* Start *

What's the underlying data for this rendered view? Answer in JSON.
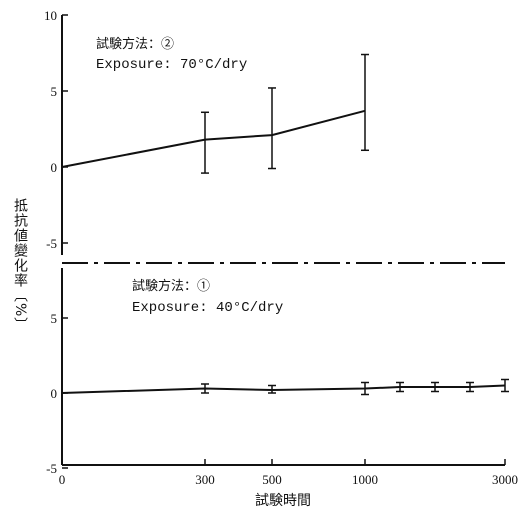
{
  "chart_data": [
    {
      "type": "line",
      "annotation_method": "試験方法：②",
      "annotation_exposure": "Exposure: 70°C/dry",
      "ylim": [
        -5,
        10
      ],
      "yticks": [
        "10",
        "5",
        "0",
        "-5"
      ],
      "ytick_values": [
        10,
        5,
        0,
        -5
      ],
      "x": [
        0,
        300,
        500,
        1000
      ],
      "series": [
        {
          "values": [
            0,
            1.8,
            2.1,
            3.7
          ],
          "error_low": [
            null,
            -0.4,
            -0.1,
            1.1
          ],
          "error_high": [
            null,
            3.6,
            5.2,
            7.4
          ]
        }
      ]
    },
    {
      "type": "line",
      "annotation_method": "試験方法：①",
      "annotation_exposure": "Exposure: 40°C/dry",
      "ylim": [
        -5,
        9
      ],
      "yticks": [
        "5",
        "0",
        "-5"
      ],
      "ytick_values": [
        5,
        0,
        -5
      ],
      "x": [
        0,
        300,
        500,
        1000,
        1500,
        2000,
        2500,
        3000
      ],
      "series": [
        {
          "values": [
            0,
            0.3,
            0.2,
            0.3,
            0.4,
            0.4,
            0.4,
            0.5
          ],
          "error_low": [
            null,
            0.0,
            0.0,
            -0.1,
            0.1,
            0.1,
            0.1,
            0.1
          ],
          "error_high": [
            null,
            0.6,
            0.5,
            0.7,
            0.7,
            0.7,
            0.7,
            0.9
          ]
        }
      ]
    }
  ],
  "xaxis": {
    "label": "試験時間",
    "ticks": [
      0,
      300,
      500,
      1000,
      3000
    ],
    "tick_labels": [
      "0",
      "300",
      "500",
      "1000",
      "3000"
    ]
  },
  "ylabel": "抵抗値變化率〔%〕"
}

* End *

- [What the task asks]: Print all of the entries word for word. Skip any images they contain.

- [Response below]:
What's the underlying data for this rendered view? Answer in JSON.
{
  "chart_data": [
    {
      "type": "line",
      "annotation_method": "試験方法：②",
      "annotation_exposure": "Exposure: 70°C/dry",
      "ylim": [
        -5,
        10
      ],
      "yticks": [
        "10",
        "5",
        "0",
        "-5"
      ],
      "ytick_values": [
        10,
        5,
        0,
        -5
      ],
      "x": [
        0,
        300,
        500,
        1000
      ],
      "series": [
        {
          "values": [
            0,
            1.8,
            2.1,
            3.7
          ],
          "error_low": [
            null,
            -0.4,
            -0.1,
            1.1
          ],
          "error_high": [
            null,
            3.6,
            5.2,
            7.4
          ]
        }
      ]
    },
    {
      "type": "line",
      "annotation_method": "試験方法：①",
      "annotation_exposure": "Exposure: 40°C/dry",
      "ylim": [
        -5,
        9
      ],
      "yticks": [
        "5",
        "0",
        "-5"
      ],
      "ytick_values": [
        5,
        0,
        -5
      ],
      "x": [
        0,
        300,
        500,
        1000,
        1500,
        2000,
        2500,
        3000
      ],
      "series": [
        {
          "values": [
            0,
            0.3,
            0.2,
            0.3,
            0.4,
            0.4,
            0.4,
            0.5
          ],
          "error_low": [
            null,
            0.0,
            0.0,
            -0.1,
            0.1,
            0.1,
            0.1,
            0.1
          ],
          "error_high": [
            null,
            0.6,
            0.5,
            0.7,
            0.7,
            0.7,
            0.7,
            0.9
          ]
        }
      ]
    }
  ],
  "xaxis": {
    "label": "試験時間",
    "ticks": [
      0,
      300,
      500,
      1000,
      3000
    ],
    "tick_labels": [
      "0",
      "300",
      "500",
      "1000",
      "3000"
    ]
  },
  "ylabel": "抵抗値變化率〔%〕"
}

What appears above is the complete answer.